AVAILABLE DATA:
——————————
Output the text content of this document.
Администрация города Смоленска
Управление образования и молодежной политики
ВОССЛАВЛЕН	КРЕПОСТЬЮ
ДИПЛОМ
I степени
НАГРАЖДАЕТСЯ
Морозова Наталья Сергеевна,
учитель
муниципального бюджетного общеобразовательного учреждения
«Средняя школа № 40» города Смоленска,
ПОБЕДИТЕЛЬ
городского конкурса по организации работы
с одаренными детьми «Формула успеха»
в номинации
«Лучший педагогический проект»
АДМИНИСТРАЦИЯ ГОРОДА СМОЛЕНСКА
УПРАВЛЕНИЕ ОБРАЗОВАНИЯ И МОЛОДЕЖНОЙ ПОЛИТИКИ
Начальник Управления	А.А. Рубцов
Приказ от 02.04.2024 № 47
——————————
YOUR TASK: Give every line of the material again, exactly as it reads.

EXERCISE RESULT:
Output the text content of this document.
Администрация города Смоленска
Управление образования и молодежной политики
ВОССЛАВЛЕН	КРЕПОСТЬЮ
ДИПЛОМ
I степени
НАГРАЖДАЕТСЯ
Морозова Наталья Сергеевна,
учитель
муниципального бюджетного общеобразовательного учреждения
«Средняя школа № 40» города Смоленска,
ПОБЕДИТЕЛЬ
городского конкурса по организации работы
с одаренными детьми «Формула успеха»
в номинации
«Лучший педагогический проект»
АДМИНИСТРАЦИЯ ГОРОДА СМОЛЕНСКА
УПРАВЛЕНИЕ ОБРАЗОВАНИЯ И МОЛОДЕЖНОЙ ПОЛИТИКИ
Начальник Управления	А.А. Рубцов
Приказ от 02.04.2024 № 47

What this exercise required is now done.